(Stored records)
>>>

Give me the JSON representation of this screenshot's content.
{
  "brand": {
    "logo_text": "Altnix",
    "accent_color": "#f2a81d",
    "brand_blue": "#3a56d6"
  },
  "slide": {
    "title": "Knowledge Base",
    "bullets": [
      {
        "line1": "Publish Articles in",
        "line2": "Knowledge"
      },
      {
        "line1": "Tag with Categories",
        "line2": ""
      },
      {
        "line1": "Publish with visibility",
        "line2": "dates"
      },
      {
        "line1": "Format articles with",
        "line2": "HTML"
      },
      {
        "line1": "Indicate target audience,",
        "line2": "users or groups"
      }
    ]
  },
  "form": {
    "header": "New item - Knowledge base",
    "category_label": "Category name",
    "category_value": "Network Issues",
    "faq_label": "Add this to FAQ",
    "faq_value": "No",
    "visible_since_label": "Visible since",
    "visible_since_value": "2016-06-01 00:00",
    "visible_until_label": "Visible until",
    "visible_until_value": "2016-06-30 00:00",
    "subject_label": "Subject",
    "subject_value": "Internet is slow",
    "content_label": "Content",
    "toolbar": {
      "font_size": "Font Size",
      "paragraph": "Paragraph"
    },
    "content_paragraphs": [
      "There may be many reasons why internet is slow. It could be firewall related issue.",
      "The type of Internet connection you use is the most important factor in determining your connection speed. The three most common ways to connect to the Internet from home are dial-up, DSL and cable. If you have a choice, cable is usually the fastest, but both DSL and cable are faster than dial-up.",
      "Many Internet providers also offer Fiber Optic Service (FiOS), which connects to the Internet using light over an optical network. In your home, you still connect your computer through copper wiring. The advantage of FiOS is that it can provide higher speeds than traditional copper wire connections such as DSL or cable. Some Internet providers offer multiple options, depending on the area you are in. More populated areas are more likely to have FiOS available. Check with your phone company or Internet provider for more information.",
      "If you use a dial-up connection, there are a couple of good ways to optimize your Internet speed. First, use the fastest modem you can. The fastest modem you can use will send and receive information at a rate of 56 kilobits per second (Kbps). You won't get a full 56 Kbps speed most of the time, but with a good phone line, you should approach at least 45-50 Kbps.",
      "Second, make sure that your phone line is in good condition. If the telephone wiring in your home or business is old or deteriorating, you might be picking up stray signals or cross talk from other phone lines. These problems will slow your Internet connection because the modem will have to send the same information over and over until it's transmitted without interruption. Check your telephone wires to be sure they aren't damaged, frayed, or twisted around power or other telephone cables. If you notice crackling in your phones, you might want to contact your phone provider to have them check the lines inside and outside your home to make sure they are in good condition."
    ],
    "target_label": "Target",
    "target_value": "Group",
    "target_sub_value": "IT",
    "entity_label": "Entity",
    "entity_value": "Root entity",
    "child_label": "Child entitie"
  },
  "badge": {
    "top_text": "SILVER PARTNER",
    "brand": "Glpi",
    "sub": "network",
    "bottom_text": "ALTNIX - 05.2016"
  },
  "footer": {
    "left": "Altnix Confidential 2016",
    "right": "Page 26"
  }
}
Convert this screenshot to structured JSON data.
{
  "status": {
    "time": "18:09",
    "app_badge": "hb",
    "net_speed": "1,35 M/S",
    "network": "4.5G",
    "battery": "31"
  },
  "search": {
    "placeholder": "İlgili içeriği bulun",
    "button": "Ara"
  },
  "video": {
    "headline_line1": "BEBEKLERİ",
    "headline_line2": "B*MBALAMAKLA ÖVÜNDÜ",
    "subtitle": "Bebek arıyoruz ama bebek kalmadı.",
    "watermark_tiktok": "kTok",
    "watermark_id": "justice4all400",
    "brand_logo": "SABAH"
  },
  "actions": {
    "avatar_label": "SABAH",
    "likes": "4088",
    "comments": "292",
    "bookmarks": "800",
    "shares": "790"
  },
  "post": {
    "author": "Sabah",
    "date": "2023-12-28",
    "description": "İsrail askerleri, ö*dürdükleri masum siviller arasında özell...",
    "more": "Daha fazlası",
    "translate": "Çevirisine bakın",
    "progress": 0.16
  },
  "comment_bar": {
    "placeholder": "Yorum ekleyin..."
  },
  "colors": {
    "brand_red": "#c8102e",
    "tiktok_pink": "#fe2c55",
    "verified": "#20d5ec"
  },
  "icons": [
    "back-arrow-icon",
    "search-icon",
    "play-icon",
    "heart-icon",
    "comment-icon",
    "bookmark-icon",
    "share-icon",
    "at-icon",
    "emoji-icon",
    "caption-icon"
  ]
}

<<<

Task requirements:
Go through the material and select each line with the string "placeholder" in it.

Written solution:
    "placeholder": "İlgili içeriği bulun",
    "placeholder": "Yorum ekleyin..."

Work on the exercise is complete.